## What this task involves
In the records below, find the line containing "Transcribe the text in this document.", then extract that line and all subsequent lines exactly, leaving out everything else.

## Source data
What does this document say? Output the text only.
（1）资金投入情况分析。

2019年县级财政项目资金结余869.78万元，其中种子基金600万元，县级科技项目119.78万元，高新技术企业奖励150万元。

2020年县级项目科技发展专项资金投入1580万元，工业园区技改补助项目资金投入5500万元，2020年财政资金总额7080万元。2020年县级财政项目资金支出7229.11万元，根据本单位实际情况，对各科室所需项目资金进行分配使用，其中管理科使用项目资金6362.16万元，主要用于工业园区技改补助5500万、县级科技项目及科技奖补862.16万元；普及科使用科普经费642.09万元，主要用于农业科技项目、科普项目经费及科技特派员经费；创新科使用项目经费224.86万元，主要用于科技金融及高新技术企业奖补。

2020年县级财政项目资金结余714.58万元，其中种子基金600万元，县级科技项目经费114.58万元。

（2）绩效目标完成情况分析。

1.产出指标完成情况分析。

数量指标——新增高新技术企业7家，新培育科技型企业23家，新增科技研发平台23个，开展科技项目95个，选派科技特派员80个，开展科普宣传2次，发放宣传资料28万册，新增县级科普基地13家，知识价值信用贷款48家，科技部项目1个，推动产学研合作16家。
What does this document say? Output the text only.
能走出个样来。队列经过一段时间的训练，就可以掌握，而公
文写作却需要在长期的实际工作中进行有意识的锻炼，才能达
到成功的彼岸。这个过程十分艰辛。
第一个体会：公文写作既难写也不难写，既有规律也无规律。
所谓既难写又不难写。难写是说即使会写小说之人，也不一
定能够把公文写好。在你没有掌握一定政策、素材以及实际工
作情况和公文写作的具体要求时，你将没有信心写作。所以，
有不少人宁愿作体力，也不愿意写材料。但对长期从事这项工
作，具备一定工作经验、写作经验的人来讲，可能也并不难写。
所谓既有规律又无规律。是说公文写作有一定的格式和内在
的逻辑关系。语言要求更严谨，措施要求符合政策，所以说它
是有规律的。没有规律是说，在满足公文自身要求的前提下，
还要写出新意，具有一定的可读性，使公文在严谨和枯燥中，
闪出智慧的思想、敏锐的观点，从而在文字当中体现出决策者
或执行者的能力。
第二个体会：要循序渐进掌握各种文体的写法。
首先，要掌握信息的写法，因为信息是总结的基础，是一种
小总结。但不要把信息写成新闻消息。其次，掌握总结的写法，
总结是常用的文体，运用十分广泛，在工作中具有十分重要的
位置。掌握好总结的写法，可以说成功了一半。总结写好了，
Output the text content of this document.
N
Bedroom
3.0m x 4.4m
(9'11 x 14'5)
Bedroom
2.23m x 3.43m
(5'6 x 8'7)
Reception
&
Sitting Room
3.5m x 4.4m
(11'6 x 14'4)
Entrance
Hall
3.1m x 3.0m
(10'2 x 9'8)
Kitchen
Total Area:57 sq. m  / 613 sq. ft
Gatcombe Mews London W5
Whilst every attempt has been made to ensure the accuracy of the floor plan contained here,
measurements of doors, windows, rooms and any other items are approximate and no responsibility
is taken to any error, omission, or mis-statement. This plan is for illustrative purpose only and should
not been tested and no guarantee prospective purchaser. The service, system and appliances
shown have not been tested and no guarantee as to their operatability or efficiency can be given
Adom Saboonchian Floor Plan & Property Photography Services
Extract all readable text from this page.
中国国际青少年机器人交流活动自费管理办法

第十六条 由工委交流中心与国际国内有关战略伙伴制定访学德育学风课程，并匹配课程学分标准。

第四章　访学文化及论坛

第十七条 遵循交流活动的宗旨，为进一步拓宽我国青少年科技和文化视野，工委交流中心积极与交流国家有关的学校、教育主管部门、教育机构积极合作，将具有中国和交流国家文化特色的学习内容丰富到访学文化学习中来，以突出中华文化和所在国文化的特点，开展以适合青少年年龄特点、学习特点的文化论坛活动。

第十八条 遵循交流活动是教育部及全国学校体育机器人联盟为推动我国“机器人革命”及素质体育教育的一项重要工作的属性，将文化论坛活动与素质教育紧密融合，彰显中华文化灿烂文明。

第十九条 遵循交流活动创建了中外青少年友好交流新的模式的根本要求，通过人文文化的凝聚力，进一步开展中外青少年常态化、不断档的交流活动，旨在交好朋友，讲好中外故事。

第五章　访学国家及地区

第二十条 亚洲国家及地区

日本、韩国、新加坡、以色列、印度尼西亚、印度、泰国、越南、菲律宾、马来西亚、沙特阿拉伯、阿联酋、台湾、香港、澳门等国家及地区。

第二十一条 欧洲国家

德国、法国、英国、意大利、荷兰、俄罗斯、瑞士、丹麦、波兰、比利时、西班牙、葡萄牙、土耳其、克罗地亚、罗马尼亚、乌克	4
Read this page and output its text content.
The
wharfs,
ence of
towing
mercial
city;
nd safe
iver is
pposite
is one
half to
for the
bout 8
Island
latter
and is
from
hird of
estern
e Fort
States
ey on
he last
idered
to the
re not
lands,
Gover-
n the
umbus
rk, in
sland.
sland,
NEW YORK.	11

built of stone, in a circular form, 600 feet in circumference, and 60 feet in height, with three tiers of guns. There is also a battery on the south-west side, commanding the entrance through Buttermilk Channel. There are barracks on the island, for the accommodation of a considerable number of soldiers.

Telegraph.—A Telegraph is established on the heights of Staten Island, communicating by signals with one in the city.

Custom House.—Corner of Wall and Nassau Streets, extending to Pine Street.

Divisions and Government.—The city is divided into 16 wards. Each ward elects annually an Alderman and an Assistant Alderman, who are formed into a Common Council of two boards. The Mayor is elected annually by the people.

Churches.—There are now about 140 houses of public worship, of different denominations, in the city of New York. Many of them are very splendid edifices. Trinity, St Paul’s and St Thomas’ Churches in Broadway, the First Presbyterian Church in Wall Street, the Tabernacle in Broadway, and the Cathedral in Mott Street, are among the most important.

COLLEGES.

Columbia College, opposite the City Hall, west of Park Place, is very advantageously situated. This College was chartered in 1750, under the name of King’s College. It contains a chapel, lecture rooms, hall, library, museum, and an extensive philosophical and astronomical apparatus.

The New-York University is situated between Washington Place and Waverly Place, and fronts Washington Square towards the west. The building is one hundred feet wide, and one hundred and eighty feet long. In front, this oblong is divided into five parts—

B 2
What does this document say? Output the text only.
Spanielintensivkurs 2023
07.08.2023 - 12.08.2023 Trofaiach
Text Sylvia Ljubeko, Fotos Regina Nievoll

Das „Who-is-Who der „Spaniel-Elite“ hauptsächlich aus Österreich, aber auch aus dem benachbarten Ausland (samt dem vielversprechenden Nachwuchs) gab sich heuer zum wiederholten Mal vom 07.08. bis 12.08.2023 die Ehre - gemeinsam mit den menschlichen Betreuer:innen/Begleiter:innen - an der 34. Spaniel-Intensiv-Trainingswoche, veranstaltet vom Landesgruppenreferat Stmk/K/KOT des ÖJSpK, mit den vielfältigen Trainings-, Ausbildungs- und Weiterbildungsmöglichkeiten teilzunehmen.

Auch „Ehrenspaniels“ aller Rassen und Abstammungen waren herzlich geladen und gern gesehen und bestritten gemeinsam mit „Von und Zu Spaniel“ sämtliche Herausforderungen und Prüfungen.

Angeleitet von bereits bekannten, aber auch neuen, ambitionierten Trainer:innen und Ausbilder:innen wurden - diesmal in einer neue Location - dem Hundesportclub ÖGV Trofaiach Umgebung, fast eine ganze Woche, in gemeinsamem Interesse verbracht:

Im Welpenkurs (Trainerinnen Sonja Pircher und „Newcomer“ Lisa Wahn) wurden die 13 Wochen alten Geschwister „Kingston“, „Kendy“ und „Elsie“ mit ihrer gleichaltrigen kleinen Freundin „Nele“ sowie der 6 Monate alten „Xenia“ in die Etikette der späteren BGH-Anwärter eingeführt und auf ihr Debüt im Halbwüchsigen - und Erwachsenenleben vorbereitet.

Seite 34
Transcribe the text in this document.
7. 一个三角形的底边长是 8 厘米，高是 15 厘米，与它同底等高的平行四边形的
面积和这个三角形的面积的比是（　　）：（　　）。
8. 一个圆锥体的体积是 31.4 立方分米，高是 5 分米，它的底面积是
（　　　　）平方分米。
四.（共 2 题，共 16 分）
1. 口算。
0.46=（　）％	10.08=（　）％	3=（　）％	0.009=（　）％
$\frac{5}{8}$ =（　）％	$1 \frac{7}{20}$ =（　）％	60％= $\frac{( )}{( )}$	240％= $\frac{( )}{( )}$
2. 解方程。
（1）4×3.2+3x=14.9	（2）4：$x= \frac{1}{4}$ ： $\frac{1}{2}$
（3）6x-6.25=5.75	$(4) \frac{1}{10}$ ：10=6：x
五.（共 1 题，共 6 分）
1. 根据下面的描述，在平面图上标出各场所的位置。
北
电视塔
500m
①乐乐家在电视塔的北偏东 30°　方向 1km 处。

## Answer to this exercise
Transcribe the text in this document.
7. 一个三角形的底边长是 8 厘米，高是 15 厘米，与它同底等高的平行四边形的
面积和这个三角形的面积的比是（　　）：（　　）。
8. 一个圆锥体的体积是 31.4 立方分米，高是 5 分米，它的底面积是
（　　　　）平方分米。
四.（共 2 题，共 16 分）
1. 口算。
0.46=（　）％	10.08=（　）％	3=（　）％	0.009=（　）％
$\frac{5}{8}$ =（　）％	$1 \frac{7}{20}$ =（　）％	60％= $\frac{( )}{( )}$	240％= $\frac{( )}{( )}$
2. 解方程。
（1）4×3.2+3x=14.9	（2）4：$x= \frac{1}{4}$ ： $\frac{1}{2}$
（3）6x-6.25=5.75	$(4) \frac{1}{10}$ ：10=6：x
五.（共 1 题，共 6 分）
1. 根据下面的描述，在平面图上标出各场所的位置。
北
电视塔
500m
①乐乐家在电视塔的北偏东 30°　方向 1km 处。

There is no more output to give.